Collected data
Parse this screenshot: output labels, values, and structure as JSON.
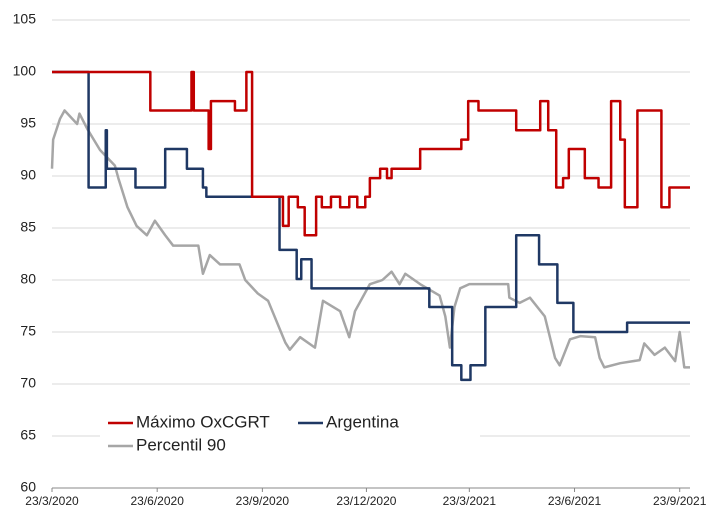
{
  "chart_data": {
    "type": "line",
    "xlim": [
      "2020-03-23",
      "2021-10-02"
    ],
    "xticks": [
      {
        "value": "2020-03-23",
        "label": "23/3/2020"
      },
      {
        "value": "2020-06-23",
        "label": "23/6/2020"
      },
      {
        "value": "2020-09-23",
        "label": "23/9/2020"
      },
      {
        "value": "2020-12-23",
        "label": "23/12/2020"
      },
      {
        "value": "2021-03-23",
        "label": "23/3/2021"
      },
      {
        "value": "2021-06-23",
        "label": "23/6/2021"
      },
      {
        "value": "2021-09-23",
        "label": "23/9/2021"
      }
    ],
    "ylim": [
      60,
      105
    ],
    "yticks": [
      60,
      65,
      70,
      75,
      80,
      85,
      90,
      95,
      100,
      105
    ],
    "grid": true,
    "legend": "lower left",
    "series": [
      {
        "name": "Máximo OxCGRT",
        "color": "#c00000",
        "drawstyle": "steps-post",
        "x": [
          "2020-03-23",
          "2020-06-17",
          "2020-07-23",
          "2020-07-25",
          "2020-08-07",
          "2020-08-09",
          "2020-08-30",
          "2020-09-09",
          "2020-09-14",
          "2020-10-11",
          "2020-10-16",
          "2020-10-24",
          "2020-10-30",
          "2020-11-09",
          "2020-11-14",
          "2020-11-22",
          "2020-11-30",
          "2020-12-08",
          "2020-12-15",
          "2020-12-22",
          "2020-12-26",
          "2021-01-04",
          "2021-01-10",
          "2021-01-14",
          "2021-02-08",
          "2021-03-16",
          "2021-03-22",
          "2021-03-31",
          "2021-05-03",
          "2021-05-24",
          "2021-05-31",
          "2021-06-07",
          "2021-06-13",
          "2021-06-18",
          "2021-07-02",
          "2021-07-14",
          "2021-07-25",
          "2021-08-02",
          "2021-08-06",
          "2021-08-17",
          "2021-09-07",
          "2021-09-14",
          "2021-10-02"
        ],
        "values": [
          100,
          96.3,
          100,
          96.3,
          92.6,
          97.2,
          96.3,
          100,
          88,
          85.2,
          88,
          87,
          84.3,
          88,
          87,
          88,
          87,
          88,
          87,
          88,
          89.8,
          90.7,
          89.8,
          90.7,
          92.6,
          93.5,
          97.2,
          96.3,
          94.4,
          97.2,
          94.4,
          88.9,
          89.8,
          92.6,
          89.8,
          88.9,
          97.2,
          93.5,
          87,
          96.3,
          87,
          88.9,
          88.9
        ]
      },
      {
        "name": "Argentina",
        "color": "#1f3864",
        "drawstyle": "steps-post",
        "x": [
          "2020-03-23",
          "2020-04-24",
          "2020-05-09",
          "2020-05-10",
          "2020-06-04",
          "2020-06-30",
          "2020-07-19",
          "2020-08-02",
          "2020-08-05",
          "2020-10-08",
          "2020-10-23",
          "2020-10-27",
          "2020-11-05",
          "2021-02-16",
          "2021-03-08",
          "2021-03-16",
          "2021-03-24",
          "2021-04-06",
          "2021-05-03",
          "2021-05-23",
          "2021-06-08",
          "2021-06-22",
          "2021-08-08",
          "2021-10-02"
        ],
        "values": [
          100,
          88.9,
          94.4,
          90.7,
          88.9,
          92.6,
          90.7,
          88.9,
          88,
          82.9,
          80.1,
          82,
          79.2,
          77.4,
          71.8,
          70.4,
          71.8,
          77.4,
          84.3,
          81.5,
          77.8,
          75,
          75.9,
          75.9
        ]
      },
      {
        "name": "Percentil 90",
        "color": "#a6a6a6",
        "drawstyle": "linear",
        "x": [
          "2020-03-23",
          "2020-03-24",
          "2020-03-30",
          "2020-04-03",
          "2020-04-14",
          "2020-04-16",
          "2020-04-23",
          "2020-05-04",
          "2020-05-17",
          "2020-05-20",
          "2020-05-28",
          "2020-06-05",
          "2020-06-14",
          "2020-06-21",
          "2020-06-30",
          "2020-07-07",
          "2020-07-29",
          "2020-08-02",
          "2020-08-08",
          "2020-08-17",
          "2020-09-03",
          "2020-09-08",
          "2020-09-19",
          "2020-09-28",
          "2020-10-13",
          "2020-10-17",
          "2020-10-26",
          "2020-11-08",
          "2020-11-15",
          "2020-11-30",
          "2020-12-08",
          "2020-12-13",
          "2020-12-26",
          "2021-01-06",
          "2021-01-14",
          "2021-01-21",
          "2021-01-26",
          "2021-02-08",
          "2021-02-25",
          "2021-03-02",
          "2021-03-06",
          "2021-03-10",
          "2021-03-15",
          "2021-03-23",
          "2021-04-26",
          "2021-04-27",
          "2021-05-06",
          "2021-05-15",
          "2021-05-28",
          "2021-06-06",
          "2021-06-10",
          "2021-06-19",
          "2021-06-28",
          "2021-07-11",
          "2021-07-15",
          "2021-07-19",
          "2021-08-02",
          "2021-08-19",
          "2021-08-23",
          "2021-09-01",
          "2021-09-10",
          "2021-09-19",
          "2021-09-23",
          "2021-09-27",
          "2021-10-02"
        ],
        "values": [
          90.7,
          93.5,
          95.5,
          96.3,
          95,
          96,
          94.5,
          92.5,
          91,
          89.8,
          87,
          85.2,
          84.3,
          85.7,
          84.3,
          83.3,
          83.3,
          80.6,
          82.4,
          81.5,
          81.5,
          80,
          78.7,
          78,
          74,
          73.3,
          74.5,
          73.5,
          78,
          77,
          74.5,
          77,
          79.6,
          80,
          80.8,
          79.6,
          80.6,
          79.6,
          78.5,
          76.5,
          73.5,
          77.4,
          79.2,
          79.6,
          79.6,
          78.3,
          77.8,
          78.3,
          76.5,
          72.5,
          71.8,
          74.3,
          74.6,
          74.5,
          72.5,
          71.6,
          72,
          72.3,
          73.9,
          72.8,
          73.5,
          72.2,
          75,
          71.6,
          71.6
        ]
      }
    ]
  }
}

■ What the task asks: Return each line exactly as written. Any picture gets left out.

■ Final answer:
Parse this screenshot: output labels, values, and structure as JSON.
{
  "chart_data": {
    "type": "line",
    "xlim": [
      "2020-03-23",
      "2021-10-02"
    ],
    "xticks": [
      {
        "value": "2020-03-23",
        "label": "23/3/2020"
      },
      {
        "value": "2020-06-23",
        "label": "23/6/2020"
      },
      {
        "value": "2020-09-23",
        "label": "23/9/2020"
      },
      {
        "value": "2020-12-23",
        "label": "23/12/2020"
      },
      {
        "value": "2021-03-23",
        "label": "23/3/2021"
      },
      {
        "value": "2021-06-23",
        "label": "23/6/2021"
      },
      {
        "value": "2021-09-23",
        "label": "23/9/2021"
      }
    ],
    "ylim": [
      60,
      105
    ],
    "yticks": [
      60,
      65,
      70,
      75,
      80,
      85,
      90,
      95,
      100,
      105
    ],
    "grid": true,
    "legend": "lower left",
    "series": [
      {
        "name": "Máximo OxCGRT",
        "color": "#c00000",
        "drawstyle": "steps-post",
        "x": [
          "2020-03-23",
          "2020-06-17",
          "2020-07-23",
          "2020-07-25",
          "2020-08-07",
          "2020-08-09",
          "2020-08-30",
          "2020-09-09",
          "2020-09-14",
          "2020-10-11",
          "2020-10-16",
          "2020-10-24",
          "2020-10-30",
          "2020-11-09",
          "2020-11-14",
          "2020-11-22",
          "2020-11-30",
          "2020-12-08",
          "2020-12-15",
          "2020-12-22",
          "2020-12-26",
          "2021-01-04",
          "2021-01-10",
          "2021-01-14",
          "2021-02-08",
          "2021-03-16",
          "2021-03-22",
          "2021-03-31",
          "2021-05-03",
          "2021-05-24",
          "2021-05-31",
          "2021-06-07",
          "2021-06-13",
          "2021-06-18",
          "2021-07-02",
          "2021-07-14",
          "2021-07-25",
          "2021-08-02",
          "2021-08-06",
          "2021-08-17",
          "2021-09-07",
          "2021-09-14",
          "2021-10-02"
        ],
        "values": [
          100,
          96.3,
          100,
          96.3,
          92.6,
          97.2,
          96.3,
          100,
          88,
          85.2,
          88,
          87,
          84.3,
          88,
          87,
          88,
          87,
          88,
          87,
          88,
          89.8,
          90.7,
          89.8,
          90.7,
          92.6,
          93.5,
          97.2,
          96.3,
          94.4,
          97.2,
          94.4,
          88.9,
          89.8,
          92.6,
          89.8,
          88.9,
          97.2,
          93.5,
          87,
          96.3,
          87,
          88.9,
          88.9
        ]
      },
      {
        "name": "Argentina",
        "color": "#1f3864",
        "drawstyle": "steps-post",
        "x": [
          "2020-03-23",
          "2020-04-24",
          "2020-05-09",
          "2020-05-10",
          "2020-06-04",
          "2020-06-30",
          "2020-07-19",
          "2020-08-02",
          "2020-08-05",
          "2020-10-08",
          "2020-10-23",
          "2020-10-27",
          "2020-11-05",
          "2021-02-16",
          "2021-03-08",
          "2021-03-16",
          "2021-03-24",
          "2021-04-06",
          "2021-05-03",
          "2021-05-23",
          "2021-06-08",
          "2021-06-22",
          "2021-08-08",
          "2021-10-02"
        ],
        "values": [
          100,
          88.9,
          94.4,
          90.7,
          88.9,
          92.6,
          90.7,
          88.9,
          88,
          82.9,
          80.1,
          82,
          79.2,
          77.4,
          71.8,
          70.4,
          71.8,
          77.4,
          84.3,
          81.5,
          77.8,
          75,
          75.9,
          75.9
        ]
      },
      {
        "name": "Percentil 90",
        "color": "#a6a6a6",
        "drawstyle": "linear",
        "x": [
          "2020-03-23",
          "2020-03-24",
          "2020-03-30",
          "2020-04-03",
          "2020-04-14",
          "2020-04-16",
          "2020-04-23",
          "2020-05-04",
          "2020-05-17",
          "2020-05-20",
          "2020-05-28",
          "2020-06-05",
          "2020-06-14",
          "2020-06-21",
          "2020-06-30",
          "2020-07-07",
          "2020-07-29",
          "2020-08-02",
          "2020-08-08",
          "2020-08-17",
          "2020-09-03",
          "2020-09-08",
          "2020-09-19",
          "2020-09-28",
          "2020-10-13",
          "2020-10-17",
          "2020-10-26",
          "2020-11-08",
          "2020-11-15",
          "2020-11-30",
          "2020-12-08",
          "2020-12-13",
          "2020-12-26",
          "2021-01-06",
          "2021-01-14",
          "2021-01-21",
          "2021-01-26",
          "2021-02-08",
          "2021-02-25",
          "2021-03-02",
          "2021-03-06",
          "2021-03-10",
          "2021-03-15",
          "2021-03-23",
          "2021-04-26",
          "2021-04-27",
          "2021-05-06",
          "2021-05-15",
          "2021-05-28",
          "2021-06-06",
          "2021-06-10",
          "2021-06-19",
          "2021-06-28",
          "2021-07-11",
          "2021-07-15",
          "2021-07-19",
          "2021-08-02",
          "2021-08-19",
          "2021-08-23",
          "2021-09-01",
          "2021-09-10",
          "2021-09-19",
          "2021-09-23",
          "2021-09-27",
          "2021-10-02"
        ],
        "values": [
          90.7,
          93.5,
          95.5,
          96.3,
          95,
          96,
          94.5,
          92.5,
          91,
          89.8,
          87,
          85.2,
          84.3,
          85.7,
          84.3,
          83.3,
          83.3,
          80.6,
          82.4,
          81.5,
          81.5,
          80,
          78.7,
          78,
          74,
          73.3,
          74.5,
          73.5,
          78,
          77,
          74.5,
          77,
          79.6,
          80,
          80.8,
          79.6,
          80.6,
          79.6,
          78.5,
          76.5,
          73.5,
          77.4,
          79.2,
          79.6,
          79.6,
          78.3,
          77.8,
          78.3,
          76.5,
          72.5,
          71.8,
          74.3,
          74.6,
          74.5,
          72.5,
          71.6,
          72,
          72.3,
          73.9,
          72.8,
          73.5,
          72.2,
          75,
          71.6,
          71.6
        ]
      }
    ]
  }
}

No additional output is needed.